▶ [The exercise]: Answer with nothing except the number of lines that contain the word "true".
---*---
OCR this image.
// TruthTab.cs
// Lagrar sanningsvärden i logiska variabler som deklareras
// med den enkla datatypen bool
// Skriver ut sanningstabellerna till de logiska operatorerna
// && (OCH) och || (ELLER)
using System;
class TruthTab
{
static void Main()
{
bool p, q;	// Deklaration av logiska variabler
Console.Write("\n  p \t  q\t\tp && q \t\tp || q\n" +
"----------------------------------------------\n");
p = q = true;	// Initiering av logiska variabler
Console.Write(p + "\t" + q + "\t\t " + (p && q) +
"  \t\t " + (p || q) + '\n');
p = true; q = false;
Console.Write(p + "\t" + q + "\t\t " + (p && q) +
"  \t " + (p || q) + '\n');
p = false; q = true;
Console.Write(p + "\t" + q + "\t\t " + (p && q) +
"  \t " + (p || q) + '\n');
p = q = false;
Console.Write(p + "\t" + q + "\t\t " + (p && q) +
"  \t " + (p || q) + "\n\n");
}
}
---*---
▶ [Worked answer]: 3